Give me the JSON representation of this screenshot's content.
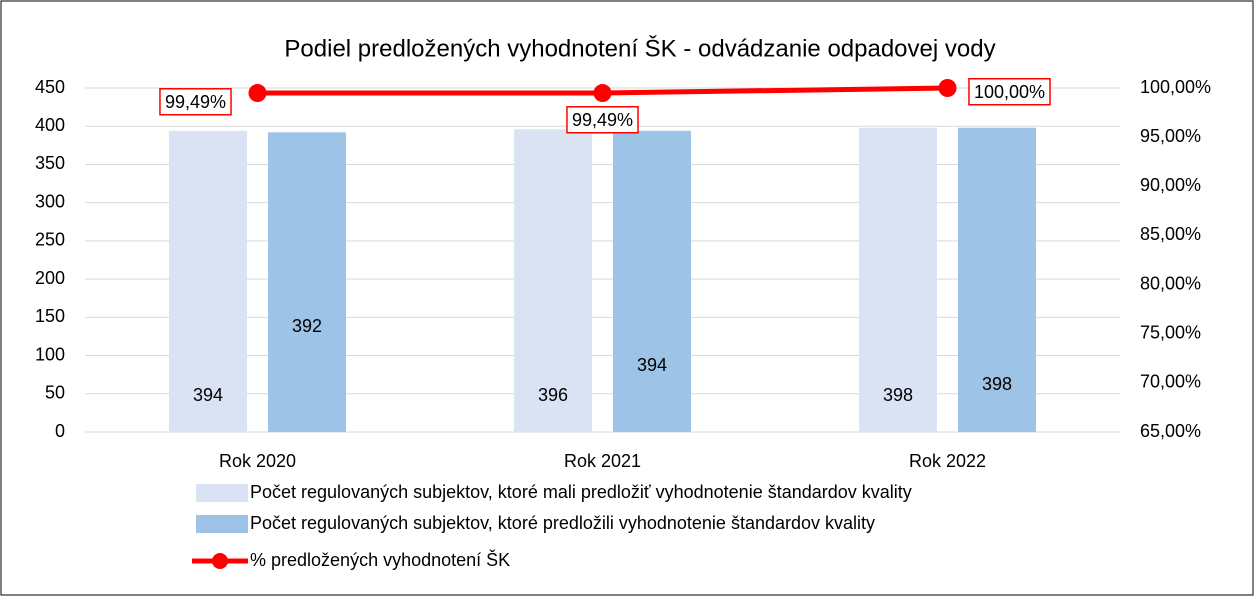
{
  "chart_data": {
    "type": "bar",
    "title": "Podiel predložených vyhodnotení ŠK - odvádzanie odpadovej vody",
    "categories": [
      "Rok 2020",
      "Rok 2021",
      "Rok 2022"
    ],
    "series": [
      {
        "name": "Počet regulovaných subjektov, ktoré mali predložiť vyhodnotenie štandardov kvality",
        "color": "#dae3f3",
        "values": [
          394,
          396,
          398
        ]
      },
      {
        "name": "Počet regulovaných subjektov, ktoré predložili vyhodnotenie štandardov kvality",
        "color": "#9dc3e6",
        "values": [
          392,
          394,
          398
        ]
      },
      {
        "name": "% predložených vyhodnotení ŠK",
        "color": "#ff0000",
        "type": "line",
        "axis": "y2",
        "values": [
          99.49,
          99.49,
          100
        ],
        "value_labels": [
          "99,49%",
          "99,49%",
          "100,00%"
        ]
      }
    ],
    "ylim": [
      0,
      450
    ],
    "yticks": [
      0,
      50,
      100,
      150,
      200,
      250,
      300,
      350,
      400,
      450
    ],
    "y2lim": [
      65,
      100
    ],
    "y2ticks": [
      {
        "value": 65,
        "label": "65,00%"
      },
      {
        "value": 70,
        "label": "70,00%"
      },
      {
        "value": 75,
        "label": "75,00%"
      },
      {
        "value": 80,
        "label": "80,00%"
      },
      {
        "value": 85,
        "label": "85,00%"
      },
      {
        "value": 90,
        "label": "90,00%"
      },
      {
        "value": 95,
        "label": "95,00%"
      },
      {
        "value": 100,
        "label": "100,00%"
      }
    ],
    "grid": true,
    "legend": "bottom"
  }
}
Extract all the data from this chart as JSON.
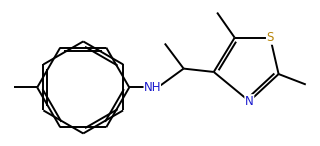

| Job |
Within the listing above, find every line containing the string "vyhodnotení" and return it.

| Complete answer |
    "title": "Podiel predložených vyhodnotení ŠK - odvádzanie odpadovej vody",
        "name": "% predložených vyhodnotení ŠK",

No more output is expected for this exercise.